* [TASK STATEMENT] Below are the records. Gather each line that holds "their".

Data records
---

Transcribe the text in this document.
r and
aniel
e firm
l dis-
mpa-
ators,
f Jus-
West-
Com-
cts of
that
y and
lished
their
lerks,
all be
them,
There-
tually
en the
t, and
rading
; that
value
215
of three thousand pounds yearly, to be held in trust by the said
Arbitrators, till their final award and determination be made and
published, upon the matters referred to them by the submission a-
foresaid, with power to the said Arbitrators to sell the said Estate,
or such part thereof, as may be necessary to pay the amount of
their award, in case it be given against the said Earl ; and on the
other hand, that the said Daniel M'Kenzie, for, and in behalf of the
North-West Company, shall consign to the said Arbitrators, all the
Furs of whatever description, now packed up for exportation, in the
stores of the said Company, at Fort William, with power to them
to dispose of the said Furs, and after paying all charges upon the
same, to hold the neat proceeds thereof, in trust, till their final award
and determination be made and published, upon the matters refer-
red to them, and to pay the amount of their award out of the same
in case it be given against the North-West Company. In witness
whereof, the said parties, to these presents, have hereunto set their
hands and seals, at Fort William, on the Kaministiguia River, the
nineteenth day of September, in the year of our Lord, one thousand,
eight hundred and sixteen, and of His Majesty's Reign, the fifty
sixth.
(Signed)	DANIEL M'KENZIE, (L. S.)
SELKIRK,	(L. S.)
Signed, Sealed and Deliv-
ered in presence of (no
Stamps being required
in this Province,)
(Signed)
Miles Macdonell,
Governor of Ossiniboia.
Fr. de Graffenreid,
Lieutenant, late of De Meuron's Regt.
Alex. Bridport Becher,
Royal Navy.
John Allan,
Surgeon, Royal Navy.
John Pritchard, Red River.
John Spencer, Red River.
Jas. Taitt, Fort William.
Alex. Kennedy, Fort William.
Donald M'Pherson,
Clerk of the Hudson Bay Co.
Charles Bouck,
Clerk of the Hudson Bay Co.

---

* [REPLY TO THE EXERCISE]
their
Arbitrators, till their final award and determination be made and
their award, in case it be given against the said Earl ; and on the
same, to hold the neat proceeds thereof, in trust, till their final award
red to them, and to pay the amount of their award out of the same
whereof, the said parties, to these presents, have hereunto set their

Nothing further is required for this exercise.